- [What the task asks]: Write out each line of the listing as it stands, without the images.

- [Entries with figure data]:
- - -

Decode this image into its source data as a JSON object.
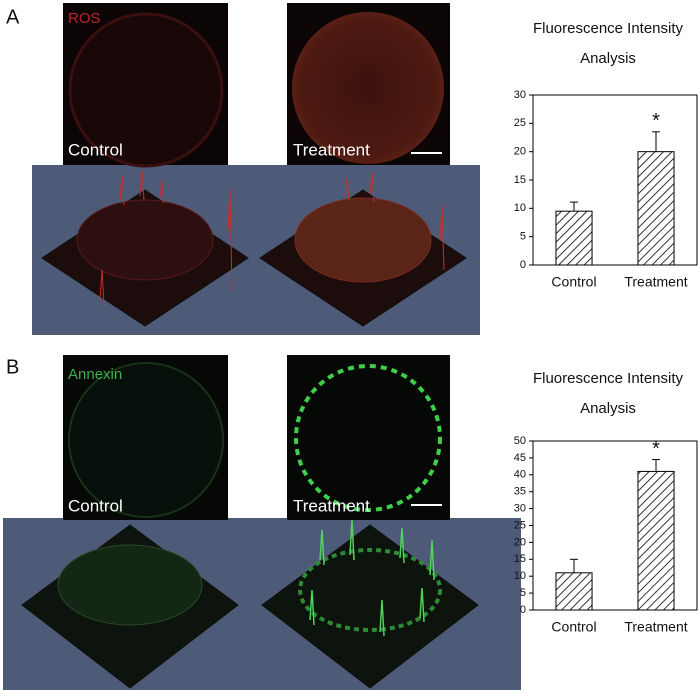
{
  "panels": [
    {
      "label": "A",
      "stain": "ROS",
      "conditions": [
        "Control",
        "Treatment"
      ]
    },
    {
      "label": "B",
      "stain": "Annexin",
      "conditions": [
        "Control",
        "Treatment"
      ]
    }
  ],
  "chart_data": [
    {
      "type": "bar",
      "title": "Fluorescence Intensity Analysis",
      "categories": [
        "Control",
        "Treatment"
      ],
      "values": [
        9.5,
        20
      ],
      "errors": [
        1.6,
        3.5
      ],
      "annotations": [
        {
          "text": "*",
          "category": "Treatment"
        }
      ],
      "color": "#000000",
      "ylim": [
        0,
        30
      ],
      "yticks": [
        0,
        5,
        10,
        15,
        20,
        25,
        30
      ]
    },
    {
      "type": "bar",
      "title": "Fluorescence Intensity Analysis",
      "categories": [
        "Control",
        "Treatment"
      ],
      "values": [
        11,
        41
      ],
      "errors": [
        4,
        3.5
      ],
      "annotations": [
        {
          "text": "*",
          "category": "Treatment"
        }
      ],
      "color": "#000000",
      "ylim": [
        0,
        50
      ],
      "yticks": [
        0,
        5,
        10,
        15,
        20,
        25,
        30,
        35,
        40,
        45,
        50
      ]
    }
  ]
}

- - -

- [Problem solution]:
Decode this image into its source data as a JSON object.
{
  "panels": [
    {
      "label": "A",
      "stain": "ROS",
      "conditions": [
        "Control",
        "Treatment"
      ]
    },
    {
      "label": "B",
      "stain": "Annexin",
      "conditions": [
        "Control",
        "Treatment"
      ]
    }
  ],
  "chart_data": [
    {
      "type": "bar",
      "title": "Fluorescence Intensity Analysis",
      "categories": [
        "Control",
        "Treatment"
      ],
      "values": [
        9.5,
        20
      ],
      "errors": [
        1.6,
        3.5
      ],
      "annotations": [
        {
          "text": "*",
          "category": "Treatment"
        }
      ],
      "color": "#000000",
      "ylim": [
        0,
        30
      ],
      "yticks": [
        0,
        5,
        10,
        15,
        20,
        25,
        30
      ]
    },
    {
      "type": "bar",
      "title": "Fluorescence Intensity Analysis",
      "categories": [
        "Control",
        "Treatment"
      ],
      "values": [
        11,
        41
      ],
      "errors": [
        4,
        3.5
      ],
      "annotations": [
        {
          "text": "*",
          "category": "Treatment"
        }
      ],
      "color": "#000000",
      "ylim": [
        0,
        50
      ],
      "yticks": [
        0,
        5,
        10,
        15,
        20,
        25,
        30,
        35,
        40,
        45,
        50
      ]
    }
  ]
}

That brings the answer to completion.